*Record excerpts*:
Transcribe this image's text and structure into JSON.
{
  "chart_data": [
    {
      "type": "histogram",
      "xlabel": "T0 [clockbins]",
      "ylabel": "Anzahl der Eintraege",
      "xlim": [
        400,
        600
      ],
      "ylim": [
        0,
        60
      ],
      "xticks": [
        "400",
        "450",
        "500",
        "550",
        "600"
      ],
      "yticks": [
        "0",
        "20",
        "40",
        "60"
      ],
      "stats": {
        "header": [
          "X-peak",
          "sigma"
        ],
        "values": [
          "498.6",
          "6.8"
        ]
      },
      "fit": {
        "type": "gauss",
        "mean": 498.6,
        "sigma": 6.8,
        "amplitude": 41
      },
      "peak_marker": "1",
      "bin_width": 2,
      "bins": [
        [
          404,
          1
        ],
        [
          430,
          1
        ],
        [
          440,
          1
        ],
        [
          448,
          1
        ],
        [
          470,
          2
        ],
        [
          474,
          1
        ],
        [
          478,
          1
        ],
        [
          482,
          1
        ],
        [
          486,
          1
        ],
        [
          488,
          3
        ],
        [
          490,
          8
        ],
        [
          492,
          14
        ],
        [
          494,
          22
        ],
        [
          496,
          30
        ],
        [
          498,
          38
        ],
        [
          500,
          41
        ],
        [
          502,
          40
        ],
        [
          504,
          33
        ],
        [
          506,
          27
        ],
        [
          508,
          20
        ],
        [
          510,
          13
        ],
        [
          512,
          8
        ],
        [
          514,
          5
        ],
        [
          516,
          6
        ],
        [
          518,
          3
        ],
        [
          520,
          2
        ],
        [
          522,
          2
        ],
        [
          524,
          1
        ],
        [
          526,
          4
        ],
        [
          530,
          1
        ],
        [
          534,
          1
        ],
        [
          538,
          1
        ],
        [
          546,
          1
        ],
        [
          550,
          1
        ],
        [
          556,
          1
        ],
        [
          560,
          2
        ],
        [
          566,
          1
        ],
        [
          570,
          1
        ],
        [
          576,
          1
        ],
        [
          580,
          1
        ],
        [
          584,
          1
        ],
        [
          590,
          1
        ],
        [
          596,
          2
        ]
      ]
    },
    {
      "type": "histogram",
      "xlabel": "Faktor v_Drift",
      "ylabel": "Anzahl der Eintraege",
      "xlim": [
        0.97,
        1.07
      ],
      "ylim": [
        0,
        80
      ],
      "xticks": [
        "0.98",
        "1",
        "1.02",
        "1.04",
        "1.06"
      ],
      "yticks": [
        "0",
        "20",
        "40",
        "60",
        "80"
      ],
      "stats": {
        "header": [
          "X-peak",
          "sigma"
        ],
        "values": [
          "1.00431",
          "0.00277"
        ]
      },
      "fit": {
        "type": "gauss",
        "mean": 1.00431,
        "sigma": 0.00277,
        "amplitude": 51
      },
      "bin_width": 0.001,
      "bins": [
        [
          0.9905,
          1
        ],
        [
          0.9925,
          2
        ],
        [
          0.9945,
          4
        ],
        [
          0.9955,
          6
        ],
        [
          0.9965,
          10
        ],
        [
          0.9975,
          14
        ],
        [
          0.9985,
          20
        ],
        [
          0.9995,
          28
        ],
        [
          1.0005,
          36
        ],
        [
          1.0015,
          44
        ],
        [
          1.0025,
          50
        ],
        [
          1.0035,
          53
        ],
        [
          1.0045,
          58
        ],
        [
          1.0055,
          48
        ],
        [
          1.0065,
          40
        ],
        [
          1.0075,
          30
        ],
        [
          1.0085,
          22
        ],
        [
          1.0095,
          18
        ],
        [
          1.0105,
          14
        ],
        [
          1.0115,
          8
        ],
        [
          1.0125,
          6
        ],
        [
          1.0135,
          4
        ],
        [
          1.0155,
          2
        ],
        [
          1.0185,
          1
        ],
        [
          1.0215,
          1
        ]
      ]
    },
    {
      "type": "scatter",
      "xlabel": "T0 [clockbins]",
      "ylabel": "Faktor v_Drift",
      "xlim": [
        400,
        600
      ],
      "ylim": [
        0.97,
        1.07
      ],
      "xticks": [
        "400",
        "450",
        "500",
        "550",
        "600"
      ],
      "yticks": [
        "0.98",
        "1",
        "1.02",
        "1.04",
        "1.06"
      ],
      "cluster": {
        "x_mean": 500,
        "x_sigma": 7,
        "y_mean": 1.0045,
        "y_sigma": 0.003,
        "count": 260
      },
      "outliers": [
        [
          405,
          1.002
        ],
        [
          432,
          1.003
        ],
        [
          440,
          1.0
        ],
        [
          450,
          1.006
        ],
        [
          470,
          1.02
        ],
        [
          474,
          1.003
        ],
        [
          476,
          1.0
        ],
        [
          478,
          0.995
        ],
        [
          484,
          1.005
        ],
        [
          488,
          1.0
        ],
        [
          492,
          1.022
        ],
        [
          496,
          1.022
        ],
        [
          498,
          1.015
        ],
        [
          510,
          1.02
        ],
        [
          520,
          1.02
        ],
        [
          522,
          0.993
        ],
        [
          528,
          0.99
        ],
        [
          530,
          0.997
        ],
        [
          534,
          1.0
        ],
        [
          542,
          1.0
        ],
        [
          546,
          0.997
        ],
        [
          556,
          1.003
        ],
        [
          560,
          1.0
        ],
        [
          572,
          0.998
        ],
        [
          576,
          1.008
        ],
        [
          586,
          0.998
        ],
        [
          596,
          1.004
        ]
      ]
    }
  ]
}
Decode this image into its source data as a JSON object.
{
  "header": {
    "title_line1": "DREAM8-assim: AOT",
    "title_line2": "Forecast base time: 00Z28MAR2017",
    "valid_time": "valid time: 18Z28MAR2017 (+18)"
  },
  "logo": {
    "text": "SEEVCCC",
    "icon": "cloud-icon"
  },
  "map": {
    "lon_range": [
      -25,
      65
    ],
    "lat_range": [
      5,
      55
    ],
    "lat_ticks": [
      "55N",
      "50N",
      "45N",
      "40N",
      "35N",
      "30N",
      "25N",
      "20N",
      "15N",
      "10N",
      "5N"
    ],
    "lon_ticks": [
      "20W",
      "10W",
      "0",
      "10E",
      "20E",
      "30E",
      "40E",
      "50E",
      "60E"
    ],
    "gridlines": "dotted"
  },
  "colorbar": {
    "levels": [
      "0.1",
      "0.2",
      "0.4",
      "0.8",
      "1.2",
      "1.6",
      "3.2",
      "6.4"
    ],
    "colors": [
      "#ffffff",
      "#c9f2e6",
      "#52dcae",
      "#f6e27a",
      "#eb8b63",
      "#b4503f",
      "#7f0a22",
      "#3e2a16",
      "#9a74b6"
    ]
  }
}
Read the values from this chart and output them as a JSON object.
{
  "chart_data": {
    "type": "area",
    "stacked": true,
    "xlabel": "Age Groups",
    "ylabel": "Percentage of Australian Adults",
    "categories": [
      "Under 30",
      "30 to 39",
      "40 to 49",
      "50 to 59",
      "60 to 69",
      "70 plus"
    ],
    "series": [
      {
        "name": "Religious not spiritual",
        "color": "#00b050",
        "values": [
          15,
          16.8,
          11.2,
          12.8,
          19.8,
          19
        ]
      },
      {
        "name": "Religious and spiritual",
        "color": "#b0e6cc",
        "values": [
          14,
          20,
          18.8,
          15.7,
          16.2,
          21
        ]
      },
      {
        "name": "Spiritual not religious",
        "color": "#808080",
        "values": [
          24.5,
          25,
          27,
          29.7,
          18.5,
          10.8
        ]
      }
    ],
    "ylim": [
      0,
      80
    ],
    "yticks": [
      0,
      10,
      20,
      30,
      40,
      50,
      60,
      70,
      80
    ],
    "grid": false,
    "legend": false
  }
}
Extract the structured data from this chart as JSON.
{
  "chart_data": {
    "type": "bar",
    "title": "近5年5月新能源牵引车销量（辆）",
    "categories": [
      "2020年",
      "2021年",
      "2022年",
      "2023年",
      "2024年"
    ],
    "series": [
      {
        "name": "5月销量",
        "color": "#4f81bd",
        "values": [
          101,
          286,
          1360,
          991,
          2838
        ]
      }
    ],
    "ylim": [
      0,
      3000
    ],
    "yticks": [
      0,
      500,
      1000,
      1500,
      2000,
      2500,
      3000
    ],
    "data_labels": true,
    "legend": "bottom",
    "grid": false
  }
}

*Task brief*: Using the listing, collect all lines in which the string "into" is found.

*Task answer*:
Transcribe this image's text and structure into JSON.
Decode this image into its source data as a JSON object.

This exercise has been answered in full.